Your task: Here are some records; copy every line that holds the word "learning".

--- Records for this exercise ---

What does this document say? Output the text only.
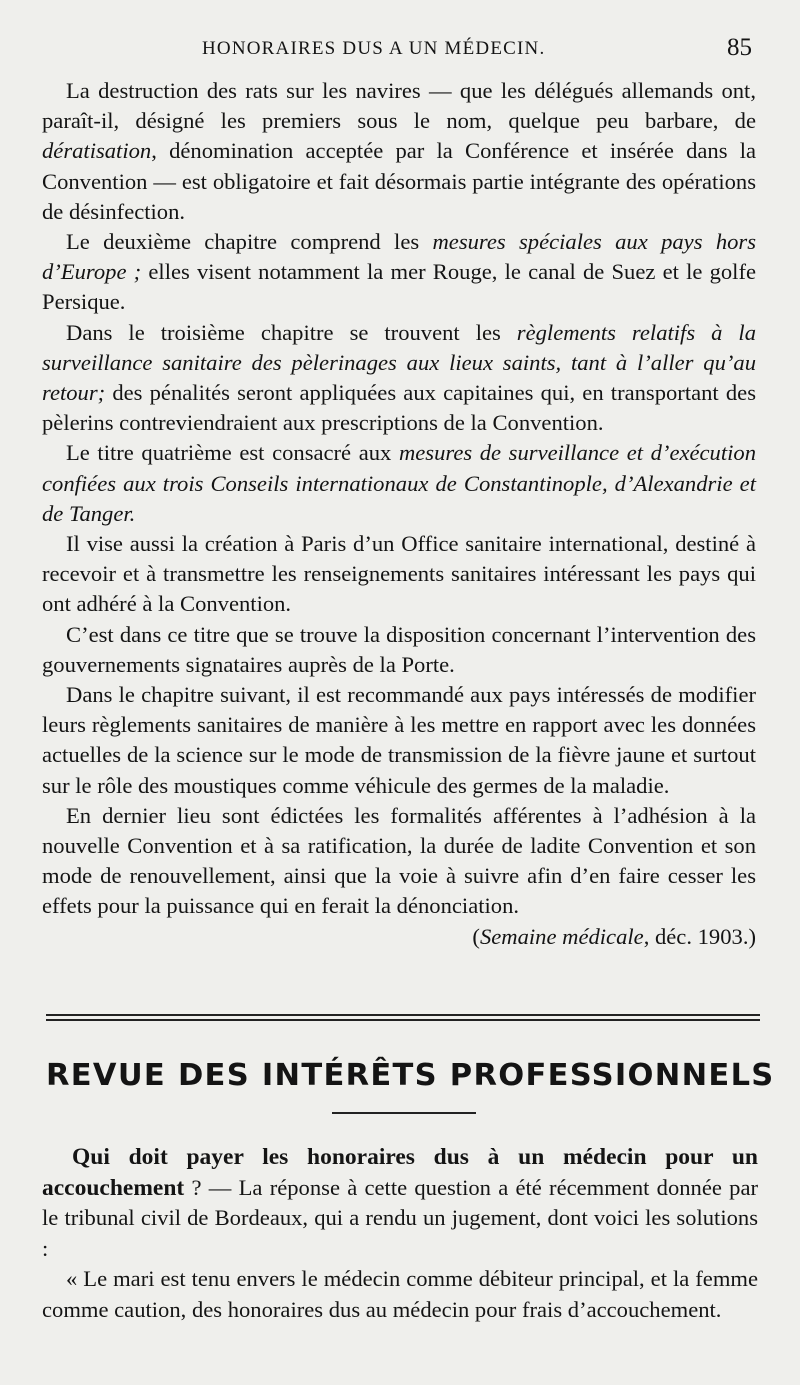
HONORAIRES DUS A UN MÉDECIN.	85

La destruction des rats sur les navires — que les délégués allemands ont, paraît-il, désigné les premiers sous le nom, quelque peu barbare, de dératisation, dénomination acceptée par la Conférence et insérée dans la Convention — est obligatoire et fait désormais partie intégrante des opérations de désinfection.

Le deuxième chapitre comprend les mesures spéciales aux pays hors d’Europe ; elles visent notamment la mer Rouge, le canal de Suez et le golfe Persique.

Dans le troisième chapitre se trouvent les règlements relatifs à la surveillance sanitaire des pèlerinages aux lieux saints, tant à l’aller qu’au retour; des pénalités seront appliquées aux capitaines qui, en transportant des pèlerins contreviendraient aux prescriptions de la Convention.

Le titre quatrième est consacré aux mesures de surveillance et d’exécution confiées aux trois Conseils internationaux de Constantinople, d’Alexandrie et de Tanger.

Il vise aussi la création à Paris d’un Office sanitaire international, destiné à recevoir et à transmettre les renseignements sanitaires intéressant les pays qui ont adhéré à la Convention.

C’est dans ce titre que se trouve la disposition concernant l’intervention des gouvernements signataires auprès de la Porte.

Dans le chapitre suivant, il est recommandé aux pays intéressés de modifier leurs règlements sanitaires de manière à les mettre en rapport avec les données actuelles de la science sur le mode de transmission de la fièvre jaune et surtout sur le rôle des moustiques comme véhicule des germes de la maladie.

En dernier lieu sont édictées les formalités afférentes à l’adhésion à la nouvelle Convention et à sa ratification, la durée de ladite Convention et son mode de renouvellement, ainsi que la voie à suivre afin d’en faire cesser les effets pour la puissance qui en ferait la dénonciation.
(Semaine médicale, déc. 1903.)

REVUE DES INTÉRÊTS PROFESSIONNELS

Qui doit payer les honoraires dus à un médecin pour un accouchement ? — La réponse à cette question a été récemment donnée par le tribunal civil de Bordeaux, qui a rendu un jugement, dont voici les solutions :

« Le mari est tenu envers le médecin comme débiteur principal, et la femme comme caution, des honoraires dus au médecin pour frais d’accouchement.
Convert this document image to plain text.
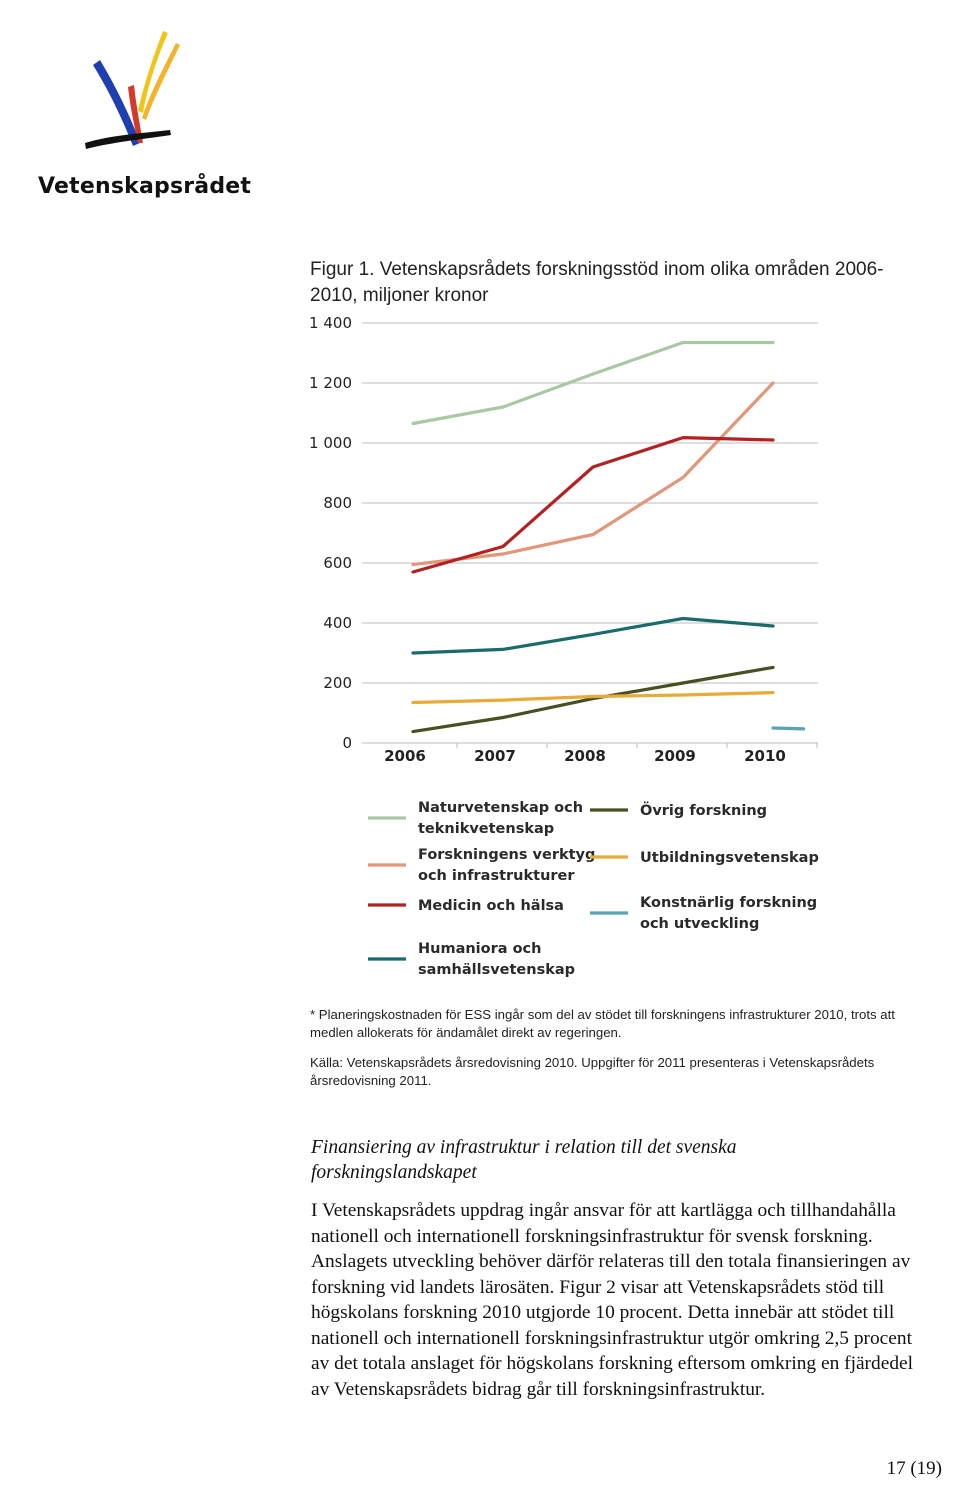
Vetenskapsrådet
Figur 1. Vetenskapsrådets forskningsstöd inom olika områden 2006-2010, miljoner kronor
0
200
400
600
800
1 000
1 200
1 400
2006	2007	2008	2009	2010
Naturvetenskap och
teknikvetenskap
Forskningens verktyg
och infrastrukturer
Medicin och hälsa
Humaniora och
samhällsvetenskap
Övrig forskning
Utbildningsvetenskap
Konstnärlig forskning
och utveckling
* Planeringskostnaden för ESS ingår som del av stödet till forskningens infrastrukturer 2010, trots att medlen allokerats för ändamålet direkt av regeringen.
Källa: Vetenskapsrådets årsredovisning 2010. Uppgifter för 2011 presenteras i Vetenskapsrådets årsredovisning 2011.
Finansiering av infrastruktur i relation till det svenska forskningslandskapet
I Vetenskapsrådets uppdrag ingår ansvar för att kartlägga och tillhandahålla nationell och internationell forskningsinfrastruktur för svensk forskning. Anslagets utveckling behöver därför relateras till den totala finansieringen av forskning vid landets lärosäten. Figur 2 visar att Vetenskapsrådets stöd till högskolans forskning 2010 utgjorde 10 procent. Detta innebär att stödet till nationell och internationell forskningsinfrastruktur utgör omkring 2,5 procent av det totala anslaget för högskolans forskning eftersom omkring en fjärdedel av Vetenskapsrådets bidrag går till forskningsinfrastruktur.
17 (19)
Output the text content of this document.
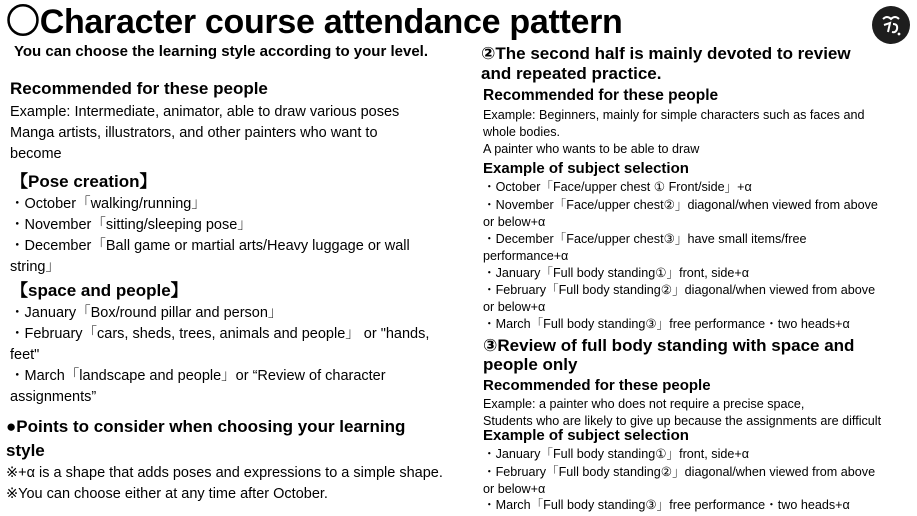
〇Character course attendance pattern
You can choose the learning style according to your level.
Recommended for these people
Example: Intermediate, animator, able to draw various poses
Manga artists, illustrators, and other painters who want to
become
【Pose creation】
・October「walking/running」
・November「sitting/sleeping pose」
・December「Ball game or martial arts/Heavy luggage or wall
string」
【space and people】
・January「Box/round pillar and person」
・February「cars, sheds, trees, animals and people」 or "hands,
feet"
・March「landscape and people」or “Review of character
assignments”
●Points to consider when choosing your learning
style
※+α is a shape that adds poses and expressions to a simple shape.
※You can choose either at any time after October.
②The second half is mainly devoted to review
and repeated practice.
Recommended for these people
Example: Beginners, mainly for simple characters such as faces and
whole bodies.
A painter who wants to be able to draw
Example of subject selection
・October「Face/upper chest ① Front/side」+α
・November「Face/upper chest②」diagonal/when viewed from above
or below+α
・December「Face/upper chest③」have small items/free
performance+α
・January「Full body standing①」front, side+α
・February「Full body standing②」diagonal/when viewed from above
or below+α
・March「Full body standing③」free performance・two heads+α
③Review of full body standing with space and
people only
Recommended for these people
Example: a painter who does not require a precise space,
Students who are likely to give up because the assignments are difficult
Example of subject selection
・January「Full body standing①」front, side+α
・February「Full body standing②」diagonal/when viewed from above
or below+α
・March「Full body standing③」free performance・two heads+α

---

Result for this exercise:
You can choose the learning style according to your level.
●Points to consider when choosing your learning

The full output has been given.